**WORK TO BE COMPLETED**
Scan the data for "November" and copy the lines it appears in.

Part of a data file
━━━━━━
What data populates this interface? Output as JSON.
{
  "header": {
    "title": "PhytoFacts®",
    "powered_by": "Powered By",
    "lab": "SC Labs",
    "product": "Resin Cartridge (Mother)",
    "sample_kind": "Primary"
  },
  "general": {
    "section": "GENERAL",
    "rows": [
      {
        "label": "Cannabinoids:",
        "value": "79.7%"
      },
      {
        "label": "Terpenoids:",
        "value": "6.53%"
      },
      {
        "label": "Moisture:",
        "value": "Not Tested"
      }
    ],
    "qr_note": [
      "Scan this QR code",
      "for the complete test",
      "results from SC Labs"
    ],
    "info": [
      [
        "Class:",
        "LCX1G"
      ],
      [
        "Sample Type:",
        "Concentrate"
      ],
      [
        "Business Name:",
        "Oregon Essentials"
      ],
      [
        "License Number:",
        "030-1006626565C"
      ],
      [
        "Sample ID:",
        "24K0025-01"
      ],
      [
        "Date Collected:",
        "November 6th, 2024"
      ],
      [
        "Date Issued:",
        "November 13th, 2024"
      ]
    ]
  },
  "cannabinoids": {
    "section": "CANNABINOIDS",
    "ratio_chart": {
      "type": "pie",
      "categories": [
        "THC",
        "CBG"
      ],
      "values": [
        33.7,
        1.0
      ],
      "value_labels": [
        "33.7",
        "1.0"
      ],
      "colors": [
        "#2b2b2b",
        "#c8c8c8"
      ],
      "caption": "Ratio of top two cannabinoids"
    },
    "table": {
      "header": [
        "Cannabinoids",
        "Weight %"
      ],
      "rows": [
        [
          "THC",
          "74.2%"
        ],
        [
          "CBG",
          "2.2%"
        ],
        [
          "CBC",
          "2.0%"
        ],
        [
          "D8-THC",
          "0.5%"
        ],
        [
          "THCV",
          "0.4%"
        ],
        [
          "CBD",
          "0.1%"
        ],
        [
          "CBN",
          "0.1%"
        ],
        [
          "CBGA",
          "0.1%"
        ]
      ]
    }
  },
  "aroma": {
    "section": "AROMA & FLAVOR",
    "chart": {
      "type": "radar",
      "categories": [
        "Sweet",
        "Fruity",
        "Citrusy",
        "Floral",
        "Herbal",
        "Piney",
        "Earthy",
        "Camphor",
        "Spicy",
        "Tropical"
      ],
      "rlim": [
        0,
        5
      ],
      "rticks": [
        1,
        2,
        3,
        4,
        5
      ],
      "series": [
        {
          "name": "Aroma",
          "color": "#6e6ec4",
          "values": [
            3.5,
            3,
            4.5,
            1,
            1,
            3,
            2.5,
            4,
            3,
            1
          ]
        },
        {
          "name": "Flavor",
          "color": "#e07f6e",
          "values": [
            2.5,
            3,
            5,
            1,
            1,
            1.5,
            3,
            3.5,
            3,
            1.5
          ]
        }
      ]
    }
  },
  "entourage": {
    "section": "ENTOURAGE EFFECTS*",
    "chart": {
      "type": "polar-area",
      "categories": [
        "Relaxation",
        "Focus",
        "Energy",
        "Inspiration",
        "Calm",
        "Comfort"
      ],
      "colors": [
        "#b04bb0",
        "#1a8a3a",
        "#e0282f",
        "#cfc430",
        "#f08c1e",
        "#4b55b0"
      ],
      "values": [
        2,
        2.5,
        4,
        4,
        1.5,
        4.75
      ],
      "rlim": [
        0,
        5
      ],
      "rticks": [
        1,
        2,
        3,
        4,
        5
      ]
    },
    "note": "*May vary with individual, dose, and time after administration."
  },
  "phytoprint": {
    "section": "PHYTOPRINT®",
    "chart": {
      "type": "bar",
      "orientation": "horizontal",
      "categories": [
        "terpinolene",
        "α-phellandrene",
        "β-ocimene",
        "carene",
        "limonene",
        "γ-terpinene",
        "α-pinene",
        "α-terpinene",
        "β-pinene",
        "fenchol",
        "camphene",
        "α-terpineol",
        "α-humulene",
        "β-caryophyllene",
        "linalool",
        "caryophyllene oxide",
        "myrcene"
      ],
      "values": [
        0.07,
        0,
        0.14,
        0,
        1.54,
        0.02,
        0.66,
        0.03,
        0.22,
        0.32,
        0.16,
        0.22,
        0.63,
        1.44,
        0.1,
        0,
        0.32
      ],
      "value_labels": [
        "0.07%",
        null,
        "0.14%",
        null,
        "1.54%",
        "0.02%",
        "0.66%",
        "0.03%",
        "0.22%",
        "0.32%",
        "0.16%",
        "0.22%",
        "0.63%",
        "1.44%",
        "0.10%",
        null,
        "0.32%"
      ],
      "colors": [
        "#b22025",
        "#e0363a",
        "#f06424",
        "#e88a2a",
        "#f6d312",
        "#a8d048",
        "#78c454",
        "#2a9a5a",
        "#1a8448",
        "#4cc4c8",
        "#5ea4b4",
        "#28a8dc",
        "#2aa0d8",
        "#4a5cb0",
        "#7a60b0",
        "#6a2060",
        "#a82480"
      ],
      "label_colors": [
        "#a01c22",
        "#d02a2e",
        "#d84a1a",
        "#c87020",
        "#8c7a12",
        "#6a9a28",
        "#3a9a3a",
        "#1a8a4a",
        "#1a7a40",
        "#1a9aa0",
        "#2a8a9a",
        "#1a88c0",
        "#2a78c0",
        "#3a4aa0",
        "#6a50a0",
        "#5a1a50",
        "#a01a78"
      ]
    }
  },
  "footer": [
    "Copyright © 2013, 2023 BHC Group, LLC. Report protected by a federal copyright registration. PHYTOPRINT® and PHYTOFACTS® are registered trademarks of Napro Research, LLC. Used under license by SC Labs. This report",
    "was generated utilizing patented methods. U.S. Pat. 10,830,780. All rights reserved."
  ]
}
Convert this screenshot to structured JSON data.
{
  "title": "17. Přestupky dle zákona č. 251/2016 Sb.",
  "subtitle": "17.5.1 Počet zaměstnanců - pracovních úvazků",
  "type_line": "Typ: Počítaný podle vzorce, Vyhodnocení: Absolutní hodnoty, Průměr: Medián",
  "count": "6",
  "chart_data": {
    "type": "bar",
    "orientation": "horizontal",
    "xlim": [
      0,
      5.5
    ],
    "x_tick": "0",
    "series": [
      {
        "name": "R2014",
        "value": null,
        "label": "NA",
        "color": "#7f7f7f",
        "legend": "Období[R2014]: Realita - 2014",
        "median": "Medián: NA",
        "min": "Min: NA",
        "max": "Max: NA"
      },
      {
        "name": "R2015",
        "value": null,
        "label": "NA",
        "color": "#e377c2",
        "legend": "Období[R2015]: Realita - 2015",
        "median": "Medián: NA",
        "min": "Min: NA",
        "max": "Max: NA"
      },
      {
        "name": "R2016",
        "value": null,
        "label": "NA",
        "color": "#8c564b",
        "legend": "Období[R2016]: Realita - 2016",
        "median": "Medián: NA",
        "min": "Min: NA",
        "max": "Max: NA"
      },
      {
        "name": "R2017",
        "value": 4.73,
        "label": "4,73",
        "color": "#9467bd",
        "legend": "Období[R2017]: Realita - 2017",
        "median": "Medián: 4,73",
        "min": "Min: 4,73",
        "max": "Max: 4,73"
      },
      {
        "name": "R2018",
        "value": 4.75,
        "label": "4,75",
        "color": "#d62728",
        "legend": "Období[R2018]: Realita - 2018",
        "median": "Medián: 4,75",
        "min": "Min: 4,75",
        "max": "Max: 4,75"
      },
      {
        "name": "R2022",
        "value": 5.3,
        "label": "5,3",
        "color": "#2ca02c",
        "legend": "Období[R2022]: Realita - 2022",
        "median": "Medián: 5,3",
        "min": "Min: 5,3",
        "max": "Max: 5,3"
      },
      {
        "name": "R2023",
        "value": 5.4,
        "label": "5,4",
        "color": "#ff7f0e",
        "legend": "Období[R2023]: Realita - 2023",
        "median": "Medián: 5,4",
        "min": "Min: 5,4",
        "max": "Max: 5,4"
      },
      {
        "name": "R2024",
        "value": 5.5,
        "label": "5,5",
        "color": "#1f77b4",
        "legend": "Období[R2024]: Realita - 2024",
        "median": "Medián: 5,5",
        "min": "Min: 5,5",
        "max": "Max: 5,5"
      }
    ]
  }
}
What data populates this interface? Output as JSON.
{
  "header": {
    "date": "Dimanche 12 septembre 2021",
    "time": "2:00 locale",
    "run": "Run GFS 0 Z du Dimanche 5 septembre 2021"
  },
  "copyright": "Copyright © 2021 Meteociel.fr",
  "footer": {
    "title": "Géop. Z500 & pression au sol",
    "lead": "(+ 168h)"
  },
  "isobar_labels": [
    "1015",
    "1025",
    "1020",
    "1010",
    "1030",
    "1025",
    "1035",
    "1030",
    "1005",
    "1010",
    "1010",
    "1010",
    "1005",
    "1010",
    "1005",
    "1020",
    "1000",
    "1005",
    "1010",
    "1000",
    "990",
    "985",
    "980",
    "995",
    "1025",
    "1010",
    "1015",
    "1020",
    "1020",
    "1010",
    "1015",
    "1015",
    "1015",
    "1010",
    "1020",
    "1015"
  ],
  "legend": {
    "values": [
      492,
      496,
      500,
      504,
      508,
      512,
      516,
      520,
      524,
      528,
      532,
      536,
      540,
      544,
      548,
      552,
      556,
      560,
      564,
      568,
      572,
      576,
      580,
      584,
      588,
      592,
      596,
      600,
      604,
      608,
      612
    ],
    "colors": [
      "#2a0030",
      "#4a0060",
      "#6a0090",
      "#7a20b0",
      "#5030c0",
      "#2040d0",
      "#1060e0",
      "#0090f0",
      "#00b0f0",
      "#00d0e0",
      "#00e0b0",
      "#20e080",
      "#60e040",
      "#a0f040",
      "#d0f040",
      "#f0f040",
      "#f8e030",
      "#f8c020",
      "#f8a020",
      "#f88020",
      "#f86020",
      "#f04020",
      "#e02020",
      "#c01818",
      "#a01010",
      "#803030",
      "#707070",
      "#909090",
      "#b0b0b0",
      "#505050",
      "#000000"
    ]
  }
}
━━━━━━
**WRITTEN REPLY**
        "November 6th, 2024"
        "November 13th, 2024"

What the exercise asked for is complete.